#### [SET TASK]
Copy out each line that has "home" in it.

#### [Records]
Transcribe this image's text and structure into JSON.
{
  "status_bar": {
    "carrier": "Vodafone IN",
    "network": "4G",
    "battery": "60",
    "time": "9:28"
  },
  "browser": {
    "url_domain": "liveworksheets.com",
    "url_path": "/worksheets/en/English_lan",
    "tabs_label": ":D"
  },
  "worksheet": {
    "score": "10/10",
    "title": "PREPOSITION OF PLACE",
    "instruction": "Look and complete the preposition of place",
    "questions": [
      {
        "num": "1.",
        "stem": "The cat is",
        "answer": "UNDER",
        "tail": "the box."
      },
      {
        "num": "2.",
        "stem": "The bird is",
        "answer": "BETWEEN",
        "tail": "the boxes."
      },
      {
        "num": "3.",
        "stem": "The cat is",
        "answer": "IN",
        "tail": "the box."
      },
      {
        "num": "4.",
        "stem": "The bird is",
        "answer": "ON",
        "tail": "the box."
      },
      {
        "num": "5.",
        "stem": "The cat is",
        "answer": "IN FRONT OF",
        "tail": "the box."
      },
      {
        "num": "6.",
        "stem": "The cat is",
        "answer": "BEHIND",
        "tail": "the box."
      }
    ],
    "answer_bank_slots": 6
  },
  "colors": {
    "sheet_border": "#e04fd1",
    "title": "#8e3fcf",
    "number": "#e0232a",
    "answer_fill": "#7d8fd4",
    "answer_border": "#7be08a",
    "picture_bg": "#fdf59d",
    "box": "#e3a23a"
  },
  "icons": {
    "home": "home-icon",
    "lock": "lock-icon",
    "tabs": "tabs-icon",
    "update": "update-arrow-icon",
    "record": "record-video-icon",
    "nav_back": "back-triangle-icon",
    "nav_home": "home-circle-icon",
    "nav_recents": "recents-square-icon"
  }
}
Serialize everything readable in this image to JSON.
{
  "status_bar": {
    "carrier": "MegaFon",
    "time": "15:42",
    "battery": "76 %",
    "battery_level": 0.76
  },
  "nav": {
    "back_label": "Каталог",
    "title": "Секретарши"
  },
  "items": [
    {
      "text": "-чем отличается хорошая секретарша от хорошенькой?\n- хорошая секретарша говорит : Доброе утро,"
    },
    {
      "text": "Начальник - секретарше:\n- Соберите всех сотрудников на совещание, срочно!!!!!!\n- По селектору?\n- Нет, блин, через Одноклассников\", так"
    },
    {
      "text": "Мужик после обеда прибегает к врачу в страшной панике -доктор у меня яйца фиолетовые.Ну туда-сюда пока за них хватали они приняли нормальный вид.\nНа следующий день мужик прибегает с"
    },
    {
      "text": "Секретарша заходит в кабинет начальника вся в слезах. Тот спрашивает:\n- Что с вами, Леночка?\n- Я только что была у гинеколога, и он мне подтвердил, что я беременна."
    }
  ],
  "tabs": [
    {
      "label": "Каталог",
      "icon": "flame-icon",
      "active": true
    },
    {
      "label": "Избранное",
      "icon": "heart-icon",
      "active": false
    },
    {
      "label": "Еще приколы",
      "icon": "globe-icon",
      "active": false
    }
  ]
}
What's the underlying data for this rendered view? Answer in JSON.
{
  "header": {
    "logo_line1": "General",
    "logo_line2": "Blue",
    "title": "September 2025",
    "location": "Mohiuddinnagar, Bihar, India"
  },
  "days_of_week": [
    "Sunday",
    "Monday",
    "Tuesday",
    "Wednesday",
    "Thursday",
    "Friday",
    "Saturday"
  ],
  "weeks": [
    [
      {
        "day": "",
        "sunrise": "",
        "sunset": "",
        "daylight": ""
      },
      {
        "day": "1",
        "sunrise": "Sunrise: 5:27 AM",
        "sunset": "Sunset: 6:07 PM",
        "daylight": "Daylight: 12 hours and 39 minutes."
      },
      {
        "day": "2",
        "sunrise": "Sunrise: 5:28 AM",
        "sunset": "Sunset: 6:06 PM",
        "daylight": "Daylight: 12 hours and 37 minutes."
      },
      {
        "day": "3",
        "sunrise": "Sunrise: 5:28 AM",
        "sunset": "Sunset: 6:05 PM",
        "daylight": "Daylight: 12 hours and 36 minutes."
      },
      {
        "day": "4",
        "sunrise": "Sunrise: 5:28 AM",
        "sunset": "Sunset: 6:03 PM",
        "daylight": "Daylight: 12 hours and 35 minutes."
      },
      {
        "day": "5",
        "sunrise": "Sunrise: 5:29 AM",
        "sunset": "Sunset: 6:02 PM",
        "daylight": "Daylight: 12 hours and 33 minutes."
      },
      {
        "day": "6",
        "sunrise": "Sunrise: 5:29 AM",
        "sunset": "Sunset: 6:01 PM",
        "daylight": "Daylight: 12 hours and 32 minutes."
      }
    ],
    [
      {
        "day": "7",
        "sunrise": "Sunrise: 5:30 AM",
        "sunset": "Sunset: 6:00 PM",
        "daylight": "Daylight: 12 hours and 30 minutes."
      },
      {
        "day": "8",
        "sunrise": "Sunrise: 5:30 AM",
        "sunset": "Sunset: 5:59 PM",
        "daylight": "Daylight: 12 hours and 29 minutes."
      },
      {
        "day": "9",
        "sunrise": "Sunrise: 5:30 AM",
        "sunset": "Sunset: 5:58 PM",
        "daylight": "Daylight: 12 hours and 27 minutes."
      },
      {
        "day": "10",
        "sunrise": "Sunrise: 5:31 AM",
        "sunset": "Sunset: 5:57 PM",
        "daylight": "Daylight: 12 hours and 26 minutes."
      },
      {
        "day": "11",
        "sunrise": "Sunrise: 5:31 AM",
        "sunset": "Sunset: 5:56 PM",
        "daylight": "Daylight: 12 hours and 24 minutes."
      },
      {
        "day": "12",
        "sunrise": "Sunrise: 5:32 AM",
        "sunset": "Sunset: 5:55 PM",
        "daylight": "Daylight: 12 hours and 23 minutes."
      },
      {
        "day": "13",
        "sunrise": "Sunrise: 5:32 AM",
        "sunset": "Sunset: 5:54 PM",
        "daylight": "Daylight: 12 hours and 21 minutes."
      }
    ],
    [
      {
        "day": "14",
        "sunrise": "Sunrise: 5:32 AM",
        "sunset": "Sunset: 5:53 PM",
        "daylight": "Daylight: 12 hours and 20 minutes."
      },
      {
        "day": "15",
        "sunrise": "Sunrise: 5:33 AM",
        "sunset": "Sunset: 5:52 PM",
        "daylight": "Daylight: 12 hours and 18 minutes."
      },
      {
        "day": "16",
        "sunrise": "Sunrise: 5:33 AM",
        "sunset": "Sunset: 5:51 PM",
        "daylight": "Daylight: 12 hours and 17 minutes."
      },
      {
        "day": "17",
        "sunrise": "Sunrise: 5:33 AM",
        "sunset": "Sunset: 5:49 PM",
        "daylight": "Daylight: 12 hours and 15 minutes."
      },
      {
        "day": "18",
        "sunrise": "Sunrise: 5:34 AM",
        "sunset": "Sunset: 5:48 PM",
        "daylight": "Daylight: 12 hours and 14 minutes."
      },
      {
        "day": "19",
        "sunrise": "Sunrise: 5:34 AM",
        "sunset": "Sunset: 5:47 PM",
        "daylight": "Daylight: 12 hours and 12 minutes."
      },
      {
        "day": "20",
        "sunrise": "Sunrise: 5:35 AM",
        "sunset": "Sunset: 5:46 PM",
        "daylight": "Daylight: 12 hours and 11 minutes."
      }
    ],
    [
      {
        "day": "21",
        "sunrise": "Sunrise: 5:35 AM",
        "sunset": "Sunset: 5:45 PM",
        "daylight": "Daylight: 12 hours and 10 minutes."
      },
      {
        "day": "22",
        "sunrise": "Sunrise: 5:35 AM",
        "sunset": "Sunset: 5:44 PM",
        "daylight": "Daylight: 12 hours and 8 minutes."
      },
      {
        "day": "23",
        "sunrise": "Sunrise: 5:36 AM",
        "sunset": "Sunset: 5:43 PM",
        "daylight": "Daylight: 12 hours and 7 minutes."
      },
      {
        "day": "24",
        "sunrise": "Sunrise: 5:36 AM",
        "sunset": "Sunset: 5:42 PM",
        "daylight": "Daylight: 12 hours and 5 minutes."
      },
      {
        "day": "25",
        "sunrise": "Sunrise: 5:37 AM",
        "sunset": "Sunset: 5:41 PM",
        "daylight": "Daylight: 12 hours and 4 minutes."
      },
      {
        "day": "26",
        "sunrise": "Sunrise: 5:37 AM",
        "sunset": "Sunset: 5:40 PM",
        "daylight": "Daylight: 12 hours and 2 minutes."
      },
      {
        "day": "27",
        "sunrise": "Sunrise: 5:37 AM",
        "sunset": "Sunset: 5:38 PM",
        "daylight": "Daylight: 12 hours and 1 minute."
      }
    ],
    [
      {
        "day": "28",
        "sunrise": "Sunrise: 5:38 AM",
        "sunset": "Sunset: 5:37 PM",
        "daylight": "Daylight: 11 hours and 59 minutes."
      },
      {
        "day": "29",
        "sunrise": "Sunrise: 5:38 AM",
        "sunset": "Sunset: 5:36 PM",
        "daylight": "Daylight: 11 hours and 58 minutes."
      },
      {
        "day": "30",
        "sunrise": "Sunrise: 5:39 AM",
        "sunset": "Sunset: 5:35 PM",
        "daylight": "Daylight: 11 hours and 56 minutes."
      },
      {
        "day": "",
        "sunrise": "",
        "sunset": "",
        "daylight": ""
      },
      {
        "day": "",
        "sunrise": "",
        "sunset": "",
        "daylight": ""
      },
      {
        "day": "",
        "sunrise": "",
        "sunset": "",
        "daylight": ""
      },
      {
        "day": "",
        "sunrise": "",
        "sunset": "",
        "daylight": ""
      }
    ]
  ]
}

#### [SOLUTION TO THE PROBLEM]
    "home": "home-icon",
    "nav_home": "home-circle-icon",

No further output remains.